-- Record extracts start --
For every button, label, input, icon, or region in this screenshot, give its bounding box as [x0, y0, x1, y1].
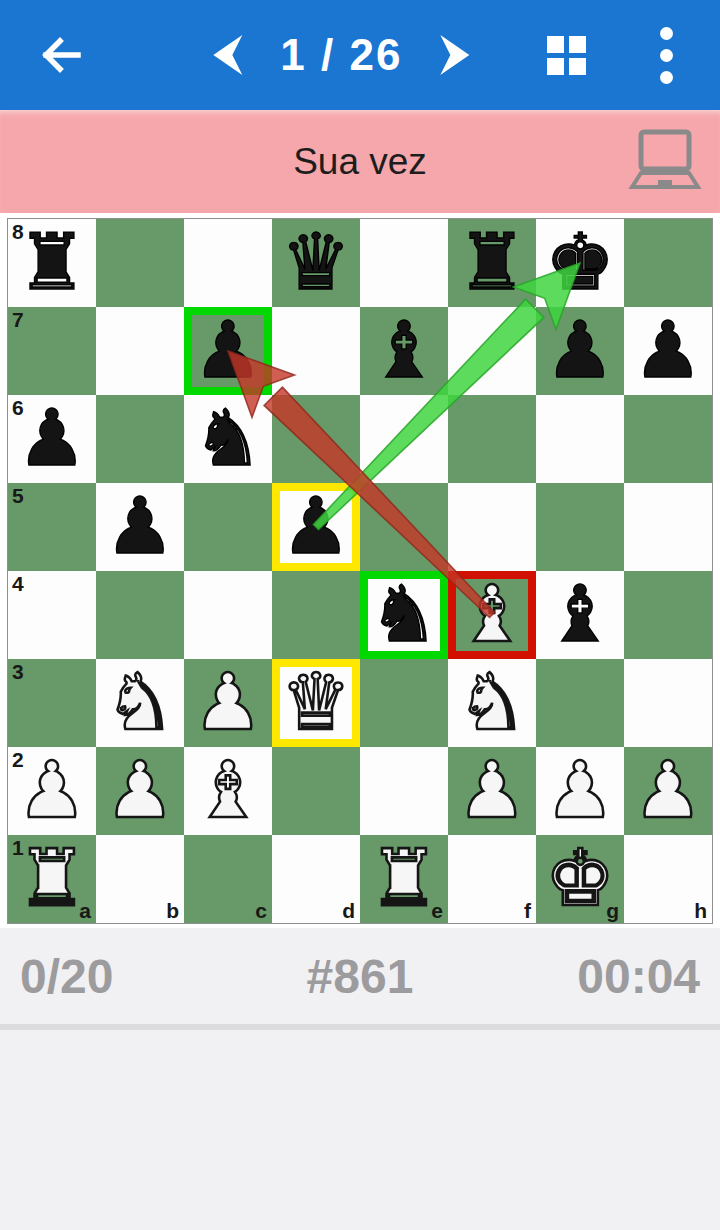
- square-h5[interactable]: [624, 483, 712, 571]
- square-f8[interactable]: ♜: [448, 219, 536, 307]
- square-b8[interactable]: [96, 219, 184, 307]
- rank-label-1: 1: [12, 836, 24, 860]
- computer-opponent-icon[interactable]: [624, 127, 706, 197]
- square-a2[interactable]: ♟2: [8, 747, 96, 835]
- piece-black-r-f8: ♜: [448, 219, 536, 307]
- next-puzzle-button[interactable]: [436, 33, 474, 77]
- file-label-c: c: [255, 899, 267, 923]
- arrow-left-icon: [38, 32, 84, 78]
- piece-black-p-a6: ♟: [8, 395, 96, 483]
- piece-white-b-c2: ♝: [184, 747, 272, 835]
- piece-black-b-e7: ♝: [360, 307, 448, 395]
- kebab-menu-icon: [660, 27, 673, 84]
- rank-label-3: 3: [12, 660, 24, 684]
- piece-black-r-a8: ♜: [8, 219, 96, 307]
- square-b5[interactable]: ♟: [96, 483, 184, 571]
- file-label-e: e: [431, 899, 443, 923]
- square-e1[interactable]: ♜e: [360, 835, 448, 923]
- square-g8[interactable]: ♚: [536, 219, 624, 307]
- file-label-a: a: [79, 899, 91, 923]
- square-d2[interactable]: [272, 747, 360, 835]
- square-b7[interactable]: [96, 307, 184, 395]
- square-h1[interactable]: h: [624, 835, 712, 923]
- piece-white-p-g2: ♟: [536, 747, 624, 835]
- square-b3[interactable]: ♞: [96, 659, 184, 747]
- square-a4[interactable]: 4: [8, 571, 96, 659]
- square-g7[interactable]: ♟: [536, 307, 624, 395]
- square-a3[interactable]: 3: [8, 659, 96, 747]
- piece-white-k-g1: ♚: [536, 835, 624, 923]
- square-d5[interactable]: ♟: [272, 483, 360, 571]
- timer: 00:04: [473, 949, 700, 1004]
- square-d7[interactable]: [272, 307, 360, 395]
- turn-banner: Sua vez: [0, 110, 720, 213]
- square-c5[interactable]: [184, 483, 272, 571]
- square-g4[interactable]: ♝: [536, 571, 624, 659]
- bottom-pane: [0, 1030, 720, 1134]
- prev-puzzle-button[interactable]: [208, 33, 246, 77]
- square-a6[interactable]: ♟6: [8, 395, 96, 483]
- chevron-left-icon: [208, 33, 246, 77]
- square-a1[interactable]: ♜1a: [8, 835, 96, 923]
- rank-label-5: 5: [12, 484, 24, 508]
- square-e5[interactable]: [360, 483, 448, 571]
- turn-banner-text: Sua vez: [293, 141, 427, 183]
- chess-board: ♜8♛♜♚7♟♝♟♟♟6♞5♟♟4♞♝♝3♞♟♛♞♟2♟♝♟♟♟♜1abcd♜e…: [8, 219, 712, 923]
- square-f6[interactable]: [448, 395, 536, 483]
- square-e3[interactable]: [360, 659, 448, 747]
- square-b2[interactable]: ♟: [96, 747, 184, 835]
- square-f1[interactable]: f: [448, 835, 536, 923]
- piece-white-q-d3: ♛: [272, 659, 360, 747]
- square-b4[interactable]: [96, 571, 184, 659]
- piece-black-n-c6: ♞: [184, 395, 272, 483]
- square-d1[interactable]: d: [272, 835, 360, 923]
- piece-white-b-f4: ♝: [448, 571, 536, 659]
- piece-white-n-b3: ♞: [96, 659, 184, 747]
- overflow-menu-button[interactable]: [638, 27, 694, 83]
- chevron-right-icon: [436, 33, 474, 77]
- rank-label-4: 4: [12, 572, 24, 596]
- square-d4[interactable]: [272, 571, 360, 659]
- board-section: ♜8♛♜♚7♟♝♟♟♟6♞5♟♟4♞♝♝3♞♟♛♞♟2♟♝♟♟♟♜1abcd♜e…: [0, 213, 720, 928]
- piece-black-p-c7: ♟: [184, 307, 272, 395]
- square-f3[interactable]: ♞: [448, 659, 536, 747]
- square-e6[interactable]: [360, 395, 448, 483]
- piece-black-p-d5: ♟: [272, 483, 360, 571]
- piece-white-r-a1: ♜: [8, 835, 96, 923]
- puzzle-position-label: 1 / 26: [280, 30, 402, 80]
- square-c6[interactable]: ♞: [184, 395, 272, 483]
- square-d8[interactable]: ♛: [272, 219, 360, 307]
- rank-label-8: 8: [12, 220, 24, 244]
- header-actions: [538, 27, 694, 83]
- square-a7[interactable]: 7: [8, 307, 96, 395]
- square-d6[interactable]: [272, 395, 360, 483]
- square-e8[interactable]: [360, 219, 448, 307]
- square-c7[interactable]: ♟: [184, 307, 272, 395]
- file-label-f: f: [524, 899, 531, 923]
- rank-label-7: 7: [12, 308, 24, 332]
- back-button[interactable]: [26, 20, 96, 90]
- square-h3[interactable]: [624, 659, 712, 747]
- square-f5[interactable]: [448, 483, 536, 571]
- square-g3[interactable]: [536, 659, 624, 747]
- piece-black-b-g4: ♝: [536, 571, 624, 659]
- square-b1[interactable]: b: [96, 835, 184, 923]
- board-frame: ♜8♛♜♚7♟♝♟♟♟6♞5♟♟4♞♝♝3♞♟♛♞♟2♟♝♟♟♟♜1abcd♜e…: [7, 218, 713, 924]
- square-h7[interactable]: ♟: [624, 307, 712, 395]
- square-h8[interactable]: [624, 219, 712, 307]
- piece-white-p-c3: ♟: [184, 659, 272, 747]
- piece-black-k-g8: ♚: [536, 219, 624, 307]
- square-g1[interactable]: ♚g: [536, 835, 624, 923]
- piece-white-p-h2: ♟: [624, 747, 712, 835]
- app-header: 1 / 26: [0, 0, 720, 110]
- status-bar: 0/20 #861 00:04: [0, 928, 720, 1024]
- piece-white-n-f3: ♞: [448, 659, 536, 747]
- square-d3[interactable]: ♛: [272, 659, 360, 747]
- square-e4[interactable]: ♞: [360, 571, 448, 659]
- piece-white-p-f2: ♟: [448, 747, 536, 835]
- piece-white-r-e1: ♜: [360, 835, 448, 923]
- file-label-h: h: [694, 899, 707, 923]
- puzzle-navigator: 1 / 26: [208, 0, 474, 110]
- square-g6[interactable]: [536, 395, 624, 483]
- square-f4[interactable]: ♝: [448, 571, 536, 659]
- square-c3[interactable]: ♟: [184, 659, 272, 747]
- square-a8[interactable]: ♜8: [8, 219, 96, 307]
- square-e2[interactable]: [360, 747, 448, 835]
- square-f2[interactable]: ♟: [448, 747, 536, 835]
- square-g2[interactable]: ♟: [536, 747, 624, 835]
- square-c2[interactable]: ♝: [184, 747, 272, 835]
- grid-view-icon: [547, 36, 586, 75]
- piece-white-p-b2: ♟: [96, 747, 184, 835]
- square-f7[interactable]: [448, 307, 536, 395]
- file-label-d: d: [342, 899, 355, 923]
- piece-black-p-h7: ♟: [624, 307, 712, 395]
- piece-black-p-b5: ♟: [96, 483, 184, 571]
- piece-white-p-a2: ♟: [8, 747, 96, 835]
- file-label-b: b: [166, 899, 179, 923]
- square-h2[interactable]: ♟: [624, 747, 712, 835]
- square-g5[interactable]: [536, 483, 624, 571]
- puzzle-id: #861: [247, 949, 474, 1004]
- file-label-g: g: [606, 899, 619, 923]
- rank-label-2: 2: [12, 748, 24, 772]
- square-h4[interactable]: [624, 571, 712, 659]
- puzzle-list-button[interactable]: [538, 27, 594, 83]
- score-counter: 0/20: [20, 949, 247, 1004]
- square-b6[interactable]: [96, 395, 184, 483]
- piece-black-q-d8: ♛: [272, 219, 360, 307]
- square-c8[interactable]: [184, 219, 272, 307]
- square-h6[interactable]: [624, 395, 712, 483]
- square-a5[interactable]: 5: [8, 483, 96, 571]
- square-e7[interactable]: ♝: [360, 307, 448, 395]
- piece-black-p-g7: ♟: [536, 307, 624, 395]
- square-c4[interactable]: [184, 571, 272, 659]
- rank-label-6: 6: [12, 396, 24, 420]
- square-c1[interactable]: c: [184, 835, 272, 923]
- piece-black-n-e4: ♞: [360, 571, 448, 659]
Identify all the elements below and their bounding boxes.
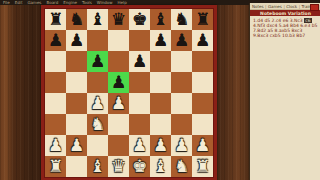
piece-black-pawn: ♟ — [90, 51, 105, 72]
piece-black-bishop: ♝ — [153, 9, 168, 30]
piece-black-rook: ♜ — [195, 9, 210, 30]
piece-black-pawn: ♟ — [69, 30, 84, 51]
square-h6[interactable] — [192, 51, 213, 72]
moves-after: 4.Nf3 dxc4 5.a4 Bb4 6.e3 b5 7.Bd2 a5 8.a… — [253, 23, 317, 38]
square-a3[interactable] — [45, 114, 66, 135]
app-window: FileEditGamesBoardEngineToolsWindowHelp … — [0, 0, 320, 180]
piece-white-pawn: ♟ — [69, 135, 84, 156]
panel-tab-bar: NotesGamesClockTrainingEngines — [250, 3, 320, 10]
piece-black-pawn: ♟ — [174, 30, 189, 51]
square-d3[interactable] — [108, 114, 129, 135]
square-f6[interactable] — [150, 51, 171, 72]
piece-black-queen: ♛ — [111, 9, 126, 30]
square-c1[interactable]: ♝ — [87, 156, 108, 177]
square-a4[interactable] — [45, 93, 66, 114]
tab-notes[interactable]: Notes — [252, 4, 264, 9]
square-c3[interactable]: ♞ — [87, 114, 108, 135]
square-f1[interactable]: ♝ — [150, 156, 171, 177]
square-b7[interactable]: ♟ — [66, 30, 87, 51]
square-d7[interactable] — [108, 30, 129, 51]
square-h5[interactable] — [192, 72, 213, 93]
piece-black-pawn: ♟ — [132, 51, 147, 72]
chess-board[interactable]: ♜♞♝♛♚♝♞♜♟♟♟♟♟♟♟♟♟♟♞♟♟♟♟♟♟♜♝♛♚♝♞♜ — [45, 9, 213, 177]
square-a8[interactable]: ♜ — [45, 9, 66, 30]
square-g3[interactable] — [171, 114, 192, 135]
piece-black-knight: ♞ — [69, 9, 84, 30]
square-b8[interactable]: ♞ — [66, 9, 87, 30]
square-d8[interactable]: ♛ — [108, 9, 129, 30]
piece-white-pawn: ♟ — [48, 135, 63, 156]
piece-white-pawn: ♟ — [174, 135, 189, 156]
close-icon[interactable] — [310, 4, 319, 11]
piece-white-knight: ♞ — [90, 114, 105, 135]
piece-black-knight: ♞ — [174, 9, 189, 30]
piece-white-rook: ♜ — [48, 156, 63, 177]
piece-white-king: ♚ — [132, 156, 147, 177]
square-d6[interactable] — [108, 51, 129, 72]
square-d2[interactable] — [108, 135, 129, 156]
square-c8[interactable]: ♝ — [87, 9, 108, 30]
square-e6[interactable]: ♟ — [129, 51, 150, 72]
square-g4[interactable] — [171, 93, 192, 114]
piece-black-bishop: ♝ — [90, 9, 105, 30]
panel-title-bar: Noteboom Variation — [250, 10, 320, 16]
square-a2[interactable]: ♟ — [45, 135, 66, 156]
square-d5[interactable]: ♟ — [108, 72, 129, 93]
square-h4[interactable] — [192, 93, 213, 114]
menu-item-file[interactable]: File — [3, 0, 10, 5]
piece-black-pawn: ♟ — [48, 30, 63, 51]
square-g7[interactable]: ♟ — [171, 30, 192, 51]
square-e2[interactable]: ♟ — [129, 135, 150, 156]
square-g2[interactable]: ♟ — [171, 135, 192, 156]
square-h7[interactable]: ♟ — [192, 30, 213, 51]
-- Record extracts end --
* Do this
Copy out the lines of the records word for word, starting at the line that contains "- square-h5[interactable]: [624, 483, 712, 571]" and ending at the line that contains "- piece-white-b-c2: ♝: [184, 747, 272, 835]", with both of those lines included.

* Solution to this exercise
- square-h5[interactable]: [624, 483, 712, 571]
- square-f8[interactable]: ♜: [448, 219, 536, 307]
- square-b8[interactable]: [96, 219, 184, 307]
- rank-label-1: 1: [12, 836, 24, 860]
- computer-opponent-icon[interactable]: [624, 127, 706, 197]
- square-a2[interactable]: ♟2: [8, 747, 96, 835]
- piece-black-r-f8: ♜: [448, 219, 536, 307]
- next-puzzle-button[interactable]: [436, 33, 474, 77]
- file-label-c: c: [255, 899, 267, 923]
- arrow-left-icon: [38, 32, 84, 78]
- piece-black-p-a6: ♟: [8, 395, 96, 483]
- piece-white-b-c2: ♝: [184, 747, 272, 835]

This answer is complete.